_WRITTEN PROBLEM_
Identify each line below that contains the word "significant", and copy it out.

_RECORDED INFORMATION_
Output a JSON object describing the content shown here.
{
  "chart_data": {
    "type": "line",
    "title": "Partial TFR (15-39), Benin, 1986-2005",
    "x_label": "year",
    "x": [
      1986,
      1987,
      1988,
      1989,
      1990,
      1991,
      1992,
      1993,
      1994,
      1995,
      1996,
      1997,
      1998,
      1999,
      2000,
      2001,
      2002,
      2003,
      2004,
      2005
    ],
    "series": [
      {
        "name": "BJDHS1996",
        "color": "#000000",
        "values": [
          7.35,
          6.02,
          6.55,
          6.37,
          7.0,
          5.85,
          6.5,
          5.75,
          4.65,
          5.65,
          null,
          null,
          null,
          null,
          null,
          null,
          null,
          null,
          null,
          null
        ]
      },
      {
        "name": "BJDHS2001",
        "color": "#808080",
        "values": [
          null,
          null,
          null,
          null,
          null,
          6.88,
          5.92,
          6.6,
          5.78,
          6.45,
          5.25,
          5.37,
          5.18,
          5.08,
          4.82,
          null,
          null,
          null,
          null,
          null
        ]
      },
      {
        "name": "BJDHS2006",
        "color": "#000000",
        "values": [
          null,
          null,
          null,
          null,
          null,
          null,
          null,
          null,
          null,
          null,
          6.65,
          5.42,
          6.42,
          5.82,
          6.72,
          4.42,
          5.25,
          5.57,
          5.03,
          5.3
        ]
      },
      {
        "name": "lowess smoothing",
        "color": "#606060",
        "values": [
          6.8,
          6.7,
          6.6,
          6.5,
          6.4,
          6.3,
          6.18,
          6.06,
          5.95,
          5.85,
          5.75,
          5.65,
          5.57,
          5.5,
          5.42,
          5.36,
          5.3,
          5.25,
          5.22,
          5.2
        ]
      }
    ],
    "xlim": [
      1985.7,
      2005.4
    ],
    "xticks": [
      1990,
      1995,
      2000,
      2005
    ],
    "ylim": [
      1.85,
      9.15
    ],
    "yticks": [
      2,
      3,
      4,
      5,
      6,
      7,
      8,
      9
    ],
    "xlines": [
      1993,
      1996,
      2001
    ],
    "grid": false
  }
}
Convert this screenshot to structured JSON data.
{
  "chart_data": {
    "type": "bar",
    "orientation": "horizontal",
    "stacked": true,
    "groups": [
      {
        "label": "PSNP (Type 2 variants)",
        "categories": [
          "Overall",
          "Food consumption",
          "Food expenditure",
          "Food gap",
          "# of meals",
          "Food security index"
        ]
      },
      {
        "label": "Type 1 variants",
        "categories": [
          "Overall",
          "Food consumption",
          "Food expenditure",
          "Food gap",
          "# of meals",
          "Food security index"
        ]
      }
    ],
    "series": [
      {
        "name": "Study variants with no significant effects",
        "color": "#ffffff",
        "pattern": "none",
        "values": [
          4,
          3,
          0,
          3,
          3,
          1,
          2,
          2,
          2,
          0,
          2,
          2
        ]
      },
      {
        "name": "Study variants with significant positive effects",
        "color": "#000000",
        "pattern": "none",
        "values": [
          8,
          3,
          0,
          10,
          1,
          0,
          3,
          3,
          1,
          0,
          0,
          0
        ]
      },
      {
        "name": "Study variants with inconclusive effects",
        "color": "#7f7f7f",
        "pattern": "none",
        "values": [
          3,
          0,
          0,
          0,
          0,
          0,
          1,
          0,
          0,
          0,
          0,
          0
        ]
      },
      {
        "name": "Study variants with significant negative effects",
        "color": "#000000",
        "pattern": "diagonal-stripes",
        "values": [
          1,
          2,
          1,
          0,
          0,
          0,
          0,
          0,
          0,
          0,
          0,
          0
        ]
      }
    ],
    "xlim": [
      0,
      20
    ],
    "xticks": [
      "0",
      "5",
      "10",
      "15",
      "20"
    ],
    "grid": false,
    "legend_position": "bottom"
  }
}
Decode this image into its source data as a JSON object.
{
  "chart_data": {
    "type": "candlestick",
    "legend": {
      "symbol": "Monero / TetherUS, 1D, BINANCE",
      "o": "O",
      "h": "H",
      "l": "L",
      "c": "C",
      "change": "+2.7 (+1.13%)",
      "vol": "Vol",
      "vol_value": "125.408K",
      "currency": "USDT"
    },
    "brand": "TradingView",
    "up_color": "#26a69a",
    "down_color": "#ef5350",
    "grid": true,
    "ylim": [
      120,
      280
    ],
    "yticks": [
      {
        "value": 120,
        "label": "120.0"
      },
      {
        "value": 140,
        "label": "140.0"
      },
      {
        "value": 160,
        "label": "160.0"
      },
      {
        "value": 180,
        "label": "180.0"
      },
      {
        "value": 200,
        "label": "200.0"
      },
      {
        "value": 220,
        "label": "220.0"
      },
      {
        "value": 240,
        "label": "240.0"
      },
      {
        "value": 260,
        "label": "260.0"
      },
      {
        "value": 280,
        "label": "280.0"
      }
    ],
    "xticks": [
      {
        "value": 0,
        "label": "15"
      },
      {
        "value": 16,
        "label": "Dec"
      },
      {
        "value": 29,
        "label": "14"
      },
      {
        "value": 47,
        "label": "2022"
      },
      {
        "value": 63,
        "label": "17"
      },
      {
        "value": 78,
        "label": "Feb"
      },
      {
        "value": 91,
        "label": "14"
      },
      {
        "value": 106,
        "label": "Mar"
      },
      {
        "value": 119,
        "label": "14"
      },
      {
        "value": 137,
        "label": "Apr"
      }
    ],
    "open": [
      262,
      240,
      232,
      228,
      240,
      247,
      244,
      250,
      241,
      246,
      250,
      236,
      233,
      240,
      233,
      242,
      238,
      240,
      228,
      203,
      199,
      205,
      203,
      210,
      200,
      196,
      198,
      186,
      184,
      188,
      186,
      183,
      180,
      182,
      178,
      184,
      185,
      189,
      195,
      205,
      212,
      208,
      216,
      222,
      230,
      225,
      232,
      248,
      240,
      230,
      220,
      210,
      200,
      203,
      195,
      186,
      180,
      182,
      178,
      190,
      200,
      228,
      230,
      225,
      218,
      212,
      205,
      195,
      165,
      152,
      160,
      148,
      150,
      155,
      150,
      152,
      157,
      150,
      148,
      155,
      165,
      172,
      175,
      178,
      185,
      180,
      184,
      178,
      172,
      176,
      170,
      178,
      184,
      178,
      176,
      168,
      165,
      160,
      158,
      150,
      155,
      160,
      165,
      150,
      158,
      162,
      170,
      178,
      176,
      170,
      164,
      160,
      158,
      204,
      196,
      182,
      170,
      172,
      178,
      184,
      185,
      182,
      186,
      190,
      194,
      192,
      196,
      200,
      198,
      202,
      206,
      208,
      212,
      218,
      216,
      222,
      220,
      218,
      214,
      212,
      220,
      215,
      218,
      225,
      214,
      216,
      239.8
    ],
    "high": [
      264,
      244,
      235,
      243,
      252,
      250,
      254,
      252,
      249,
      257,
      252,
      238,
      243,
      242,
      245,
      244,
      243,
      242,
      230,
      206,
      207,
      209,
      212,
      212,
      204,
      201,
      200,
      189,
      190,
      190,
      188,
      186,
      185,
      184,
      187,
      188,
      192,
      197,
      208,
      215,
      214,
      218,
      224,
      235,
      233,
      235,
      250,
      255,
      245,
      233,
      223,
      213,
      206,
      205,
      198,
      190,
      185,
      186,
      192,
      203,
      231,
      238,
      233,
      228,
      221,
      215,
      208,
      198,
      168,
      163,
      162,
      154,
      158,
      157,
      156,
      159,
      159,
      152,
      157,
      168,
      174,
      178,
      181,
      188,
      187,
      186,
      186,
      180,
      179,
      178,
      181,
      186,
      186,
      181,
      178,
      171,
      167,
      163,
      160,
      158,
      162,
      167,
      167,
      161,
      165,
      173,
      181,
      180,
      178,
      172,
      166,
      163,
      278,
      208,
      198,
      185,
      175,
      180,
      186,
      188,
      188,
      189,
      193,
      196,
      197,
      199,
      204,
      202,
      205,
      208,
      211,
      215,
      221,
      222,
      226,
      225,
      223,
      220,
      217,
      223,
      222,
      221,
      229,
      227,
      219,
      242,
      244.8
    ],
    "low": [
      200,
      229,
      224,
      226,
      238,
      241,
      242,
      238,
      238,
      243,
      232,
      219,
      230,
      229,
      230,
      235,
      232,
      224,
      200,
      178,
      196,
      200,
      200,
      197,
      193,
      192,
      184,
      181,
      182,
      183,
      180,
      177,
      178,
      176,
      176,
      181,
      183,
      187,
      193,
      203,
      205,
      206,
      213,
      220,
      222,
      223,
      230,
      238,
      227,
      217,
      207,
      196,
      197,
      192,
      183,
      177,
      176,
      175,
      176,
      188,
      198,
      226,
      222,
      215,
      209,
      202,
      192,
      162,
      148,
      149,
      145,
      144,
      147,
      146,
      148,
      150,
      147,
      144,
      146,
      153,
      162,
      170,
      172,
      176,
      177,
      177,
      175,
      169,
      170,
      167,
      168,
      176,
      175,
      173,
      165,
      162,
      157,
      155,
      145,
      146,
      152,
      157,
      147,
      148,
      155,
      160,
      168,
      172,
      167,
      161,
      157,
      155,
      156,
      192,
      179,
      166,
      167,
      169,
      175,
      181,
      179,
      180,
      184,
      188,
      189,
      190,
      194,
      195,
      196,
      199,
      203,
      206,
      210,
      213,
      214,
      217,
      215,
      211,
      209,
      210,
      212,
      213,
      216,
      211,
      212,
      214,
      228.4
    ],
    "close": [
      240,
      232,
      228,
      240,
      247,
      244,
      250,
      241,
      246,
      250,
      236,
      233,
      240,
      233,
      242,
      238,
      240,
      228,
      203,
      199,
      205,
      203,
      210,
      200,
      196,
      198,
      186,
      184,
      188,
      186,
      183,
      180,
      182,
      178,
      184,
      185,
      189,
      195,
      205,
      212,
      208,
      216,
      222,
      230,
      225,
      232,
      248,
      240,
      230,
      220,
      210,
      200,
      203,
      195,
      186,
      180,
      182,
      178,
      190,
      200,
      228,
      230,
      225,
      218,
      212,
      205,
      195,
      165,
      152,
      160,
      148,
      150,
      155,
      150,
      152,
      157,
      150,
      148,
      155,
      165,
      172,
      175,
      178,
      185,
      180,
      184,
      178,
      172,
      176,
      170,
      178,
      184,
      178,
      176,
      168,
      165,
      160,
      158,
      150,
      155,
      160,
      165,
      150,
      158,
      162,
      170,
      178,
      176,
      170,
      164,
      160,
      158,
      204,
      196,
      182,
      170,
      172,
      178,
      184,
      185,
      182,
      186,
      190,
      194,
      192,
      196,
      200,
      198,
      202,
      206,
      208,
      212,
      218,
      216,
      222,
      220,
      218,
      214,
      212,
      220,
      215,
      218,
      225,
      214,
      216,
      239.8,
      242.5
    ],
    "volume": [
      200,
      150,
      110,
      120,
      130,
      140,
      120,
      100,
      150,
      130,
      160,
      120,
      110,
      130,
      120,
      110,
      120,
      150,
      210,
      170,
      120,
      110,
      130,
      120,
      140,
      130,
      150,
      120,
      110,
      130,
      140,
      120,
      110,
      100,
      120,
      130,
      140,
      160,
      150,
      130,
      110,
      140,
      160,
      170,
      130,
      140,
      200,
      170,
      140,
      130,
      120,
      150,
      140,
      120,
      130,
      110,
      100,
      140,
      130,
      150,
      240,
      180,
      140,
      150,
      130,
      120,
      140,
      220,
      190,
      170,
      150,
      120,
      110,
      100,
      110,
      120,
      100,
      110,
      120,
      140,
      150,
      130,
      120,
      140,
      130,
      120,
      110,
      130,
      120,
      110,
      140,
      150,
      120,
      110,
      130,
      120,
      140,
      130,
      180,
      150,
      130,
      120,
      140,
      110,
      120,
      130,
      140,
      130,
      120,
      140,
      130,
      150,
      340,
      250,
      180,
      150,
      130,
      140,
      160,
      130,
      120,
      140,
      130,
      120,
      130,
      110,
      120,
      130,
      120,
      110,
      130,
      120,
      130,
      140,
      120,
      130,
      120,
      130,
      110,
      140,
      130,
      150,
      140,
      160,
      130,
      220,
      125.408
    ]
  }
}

_WRITTEN RESPONSE_
        "name": "Study variants with no significant effects",
        "name": "Study variants with significant positive effects",
        "name": "Study variants with significant negative effects",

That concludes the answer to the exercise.